(Collected data)
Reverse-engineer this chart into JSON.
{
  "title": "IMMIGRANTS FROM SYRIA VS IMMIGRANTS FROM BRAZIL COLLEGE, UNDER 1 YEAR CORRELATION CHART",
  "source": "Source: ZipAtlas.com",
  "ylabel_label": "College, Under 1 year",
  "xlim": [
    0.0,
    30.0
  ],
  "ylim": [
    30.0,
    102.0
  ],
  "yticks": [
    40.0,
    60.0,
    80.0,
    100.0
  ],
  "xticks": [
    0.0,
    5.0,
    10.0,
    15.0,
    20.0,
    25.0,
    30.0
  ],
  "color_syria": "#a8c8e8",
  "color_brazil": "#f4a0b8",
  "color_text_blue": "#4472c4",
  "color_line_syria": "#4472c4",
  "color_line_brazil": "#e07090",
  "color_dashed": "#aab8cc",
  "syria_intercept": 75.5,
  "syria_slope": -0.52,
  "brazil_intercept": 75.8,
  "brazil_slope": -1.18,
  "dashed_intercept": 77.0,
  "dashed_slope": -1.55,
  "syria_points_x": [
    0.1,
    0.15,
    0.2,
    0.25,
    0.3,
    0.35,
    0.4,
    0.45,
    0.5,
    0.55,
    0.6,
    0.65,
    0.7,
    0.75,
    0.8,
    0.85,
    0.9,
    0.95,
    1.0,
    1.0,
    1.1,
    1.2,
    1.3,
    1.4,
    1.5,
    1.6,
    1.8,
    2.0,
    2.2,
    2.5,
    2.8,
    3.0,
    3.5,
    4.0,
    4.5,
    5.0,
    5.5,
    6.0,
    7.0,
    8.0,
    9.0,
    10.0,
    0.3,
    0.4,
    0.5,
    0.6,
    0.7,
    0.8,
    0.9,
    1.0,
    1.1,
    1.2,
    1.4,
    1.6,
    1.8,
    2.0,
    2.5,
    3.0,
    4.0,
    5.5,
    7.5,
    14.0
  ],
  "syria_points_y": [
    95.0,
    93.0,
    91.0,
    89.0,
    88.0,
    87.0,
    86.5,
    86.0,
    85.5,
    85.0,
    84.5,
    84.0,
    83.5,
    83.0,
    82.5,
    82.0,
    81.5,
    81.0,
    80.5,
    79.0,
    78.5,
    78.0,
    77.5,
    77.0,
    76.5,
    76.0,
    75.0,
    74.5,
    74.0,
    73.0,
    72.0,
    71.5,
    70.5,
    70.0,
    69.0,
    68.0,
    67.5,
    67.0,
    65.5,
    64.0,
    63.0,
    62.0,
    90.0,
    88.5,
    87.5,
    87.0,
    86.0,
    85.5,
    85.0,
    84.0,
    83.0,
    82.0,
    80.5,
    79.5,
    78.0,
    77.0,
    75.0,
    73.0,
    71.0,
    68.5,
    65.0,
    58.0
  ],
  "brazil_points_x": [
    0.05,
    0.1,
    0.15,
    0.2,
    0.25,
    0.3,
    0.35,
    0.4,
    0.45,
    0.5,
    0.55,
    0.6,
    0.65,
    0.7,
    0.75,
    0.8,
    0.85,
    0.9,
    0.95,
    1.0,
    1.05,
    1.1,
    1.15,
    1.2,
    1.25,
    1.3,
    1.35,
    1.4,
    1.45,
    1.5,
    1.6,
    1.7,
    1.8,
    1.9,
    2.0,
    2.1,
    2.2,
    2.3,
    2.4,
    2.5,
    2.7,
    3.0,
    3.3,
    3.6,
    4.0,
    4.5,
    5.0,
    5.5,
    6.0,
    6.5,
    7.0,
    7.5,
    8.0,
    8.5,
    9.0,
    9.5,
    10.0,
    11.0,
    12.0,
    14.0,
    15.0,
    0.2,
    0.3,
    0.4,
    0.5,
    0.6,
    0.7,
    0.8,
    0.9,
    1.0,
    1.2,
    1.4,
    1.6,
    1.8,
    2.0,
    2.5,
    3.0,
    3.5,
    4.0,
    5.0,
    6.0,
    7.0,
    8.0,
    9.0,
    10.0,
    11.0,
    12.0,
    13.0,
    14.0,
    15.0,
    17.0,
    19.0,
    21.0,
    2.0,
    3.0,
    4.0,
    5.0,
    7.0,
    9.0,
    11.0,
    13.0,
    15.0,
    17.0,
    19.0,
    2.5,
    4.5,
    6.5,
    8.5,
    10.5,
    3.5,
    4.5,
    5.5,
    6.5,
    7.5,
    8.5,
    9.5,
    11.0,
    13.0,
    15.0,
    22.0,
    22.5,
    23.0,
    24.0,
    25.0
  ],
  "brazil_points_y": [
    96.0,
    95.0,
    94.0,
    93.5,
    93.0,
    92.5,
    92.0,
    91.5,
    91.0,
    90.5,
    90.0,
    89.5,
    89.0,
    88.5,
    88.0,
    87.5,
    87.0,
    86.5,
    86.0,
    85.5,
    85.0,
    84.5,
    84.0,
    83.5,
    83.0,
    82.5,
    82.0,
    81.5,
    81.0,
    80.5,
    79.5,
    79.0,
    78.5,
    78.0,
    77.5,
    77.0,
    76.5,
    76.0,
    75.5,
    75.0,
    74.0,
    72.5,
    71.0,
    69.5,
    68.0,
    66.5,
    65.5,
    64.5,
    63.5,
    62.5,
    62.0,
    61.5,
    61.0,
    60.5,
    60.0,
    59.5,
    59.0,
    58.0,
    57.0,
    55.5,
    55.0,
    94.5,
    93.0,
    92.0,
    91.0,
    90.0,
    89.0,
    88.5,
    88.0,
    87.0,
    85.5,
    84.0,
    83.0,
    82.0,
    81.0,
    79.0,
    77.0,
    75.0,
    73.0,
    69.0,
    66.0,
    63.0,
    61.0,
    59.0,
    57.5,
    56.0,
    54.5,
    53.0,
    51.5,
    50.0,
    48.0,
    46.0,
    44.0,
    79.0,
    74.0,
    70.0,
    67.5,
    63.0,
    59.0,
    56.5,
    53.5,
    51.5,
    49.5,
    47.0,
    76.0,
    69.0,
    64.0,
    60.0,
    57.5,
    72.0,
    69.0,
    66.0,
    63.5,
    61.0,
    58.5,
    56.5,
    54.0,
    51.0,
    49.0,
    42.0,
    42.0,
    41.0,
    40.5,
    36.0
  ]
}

TASK GOAL:
Using the data above, repeat every line exactly.

THE REPLY:
Reverse-engineer this chart into JSON.
{
  "title": "IMMIGRANTS FROM SYRIA VS IMMIGRANTS FROM BRAZIL COLLEGE, UNDER 1 YEAR CORRELATION CHART",
  "source": "Source: ZipAtlas.com",
  "ylabel_label": "College, Under 1 year",
  "xlim": [
    0.0,
    30.0
  ],
  "ylim": [
    30.0,
    102.0
  ],
  "yticks": [
    40.0,
    60.0,
    80.0,
    100.0
  ],
  "xticks": [
    0.0,
    5.0,
    10.0,
    15.0,
    20.0,
    25.0,
    30.0
  ],
  "color_syria": "#a8c8e8",
  "color_brazil": "#f4a0b8",
  "color_text_blue": "#4472c4",
  "color_line_syria": "#4472c4",
  "color_line_brazil": "#e07090",
  "color_dashed": "#aab8cc",
  "syria_intercept": 75.5,
  "syria_slope": -0.52,
  "brazil_intercept": 75.8,
  "brazil_slope": -1.18,
  "dashed_intercept": 77.0,
  "dashed_slope": -1.55,
  "syria_points_x": [
    0.1,
    0.15,
    0.2,
    0.25,
    0.3,
    0.35,
    0.4,
    0.45,
    0.5,
    0.55,
    0.6,
    0.65,
    0.7,
    0.75,
    0.8,
    0.85,
    0.9,
    0.95,
    1.0,
    1.0,
    1.1,
    1.2,
    1.3,
    1.4,
    1.5,
    1.6,
    1.8,
    2.0,
    2.2,
    2.5,
    2.8,
    3.0,
    3.5,
    4.0,
    4.5,
    5.0,
    5.5,
    6.0,
    7.0,
    8.0,
    9.0,
    10.0,
    0.3,
    0.4,
    0.5,
    0.6,
    0.7,
    0.8,
    0.9,
    1.0,
    1.1,
    1.2,
    1.4,
    1.6,
    1.8,
    2.0,
    2.5,
    3.0,
    4.0,
    5.5,
    7.5,
    14.0
  ],
  "syria_points_y": [
    95.0,
    93.0,
    91.0,
    89.0,
    88.0,
    87.0,
    86.5,
    86.0,
    85.5,
    85.0,
    84.5,
    84.0,
    83.5,
    83.0,
    82.5,
    82.0,
    81.5,
    81.0,
    80.5,
    79.0,
    78.5,
    78.0,
    77.5,
    77.0,
    76.5,
    76.0,
    75.0,
    74.5,
    74.0,
    73.0,
    72.0,
    71.5,
    70.5,
    70.0,
    69.0,
    68.0,
    67.5,
    67.0,
    65.5,
    64.0,
    63.0,
    62.0,
    90.0,
    88.5,
    87.5,
    87.0,
    86.0,
    85.5,
    85.0,
    84.0,
    83.0,
    82.0,
    80.5,
    79.5,
    78.0,
    77.0,
    75.0,
    73.0,
    71.0,
    68.5,
    65.0,
    58.0
  ],
  "brazil_points_x": [
    0.05,
    0.1,
    0.15,
    0.2,
    0.25,
    0.3,
    0.35,
    0.4,
    0.45,
    0.5,
    0.55,
    0.6,
    0.65,
    0.7,
    0.75,
    0.8,
    0.85,
    0.9,
    0.95,
    1.0,
    1.05,
    1.1,
    1.15,
    1.2,
    1.25,
    1.3,
    1.35,
    1.4,
    1.45,
    1.5,
    1.6,
    1.7,
    1.8,
    1.9,
    2.0,
    2.1,
    2.2,
    2.3,
    2.4,
    2.5,
    2.7,
    3.0,
    3.3,
    3.6,
    4.0,
    4.5,
    5.0,
    5.5,
    6.0,
    6.5,
    7.0,
    7.5,
    8.0,
    8.5,
    9.0,
    9.5,
    10.0,
    11.0,
    12.0,
    14.0,
    15.0,
    0.2,
    0.3,
    0.4,
    0.5,
    0.6,
    0.7,
    0.8,
    0.9,
    1.0,
    1.2,
    1.4,
    1.6,
    1.8,
    2.0,
    2.5,
    3.0,
    3.5,
    4.0,
    5.0,
    6.0,
    7.0,
    8.0,
    9.0,
    10.0,
    11.0,
    12.0,
    13.0,
    14.0,
    15.0,
    17.0,
    19.0,
    21.0,
    2.0,
    3.0,
    4.0,
    5.0,
    7.0,
    9.0,
    11.0,
    13.0,
    15.0,
    17.0,
    19.0,
    2.5,
    4.5,
    6.5,
    8.5,
    10.5,
    3.5,
    4.5,
    5.5,
    6.5,
    7.5,
    8.5,
    9.5,
    11.0,
    13.0,
    15.0,
    22.0,
    22.5,
    23.0,
    24.0,
    25.0
  ],
  "brazil_points_y": [
    96.0,
    95.0,
    94.0,
    93.5,
    93.0,
    92.5,
    92.0,
    91.5,
    91.0,
    90.5,
    90.0,
    89.5,
    89.0,
    88.5,
    88.0,
    87.5,
    87.0,
    86.5,
    86.0,
    85.5,
    85.0,
    84.5,
    84.0,
    83.5,
    83.0,
    82.5,
    82.0,
    81.5,
    81.0,
    80.5,
    79.5,
    79.0,
    78.5,
    78.0,
    77.5,
    77.0,
    76.5,
    76.0,
    75.5,
    75.0,
    74.0,
    72.5,
    71.0,
    69.5,
    68.0,
    66.5,
    65.5,
    64.5,
    63.5,
    62.5,
    62.0,
    61.5,
    61.0,
    60.5,
    60.0,
    59.5,
    59.0,
    58.0,
    57.0,
    55.5,
    55.0,
    94.5,
    93.0,
    92.0,
    91.0,
    90.0,
    89.0,
    88.5,
    88.0,
    87.0,
    85.5,
    84.0,
    83.0,
    82.0,
    81.0,
    79.0,
    77.0,
    75.0,
    73.0,
    69.0,
    66.0,
    63.0,
    61.0,
    59.0,
    57.5,
    56.0,
    54.5,
    53.0,
    51.5,
    50.0,
    48.0,
    46.0,
    44.0,
    79.0,
    74.0,
    70.0,
    67.5,
    63.0,
    59.0,
    56.5,
    53.5,
    51.5,
    49.5,
    47.0,
    76.0,
    69.0,
    64.0,
    60.0,
    57.5,
    72.0,
    69.0,
    66.0,
    63.5,
    61.0,
    58.5,
    56.5,
    54.0,
    51.0,
    49.0,
    42.0,
    42.0,
    41.0,
    40.5,
    36.0
  ]
}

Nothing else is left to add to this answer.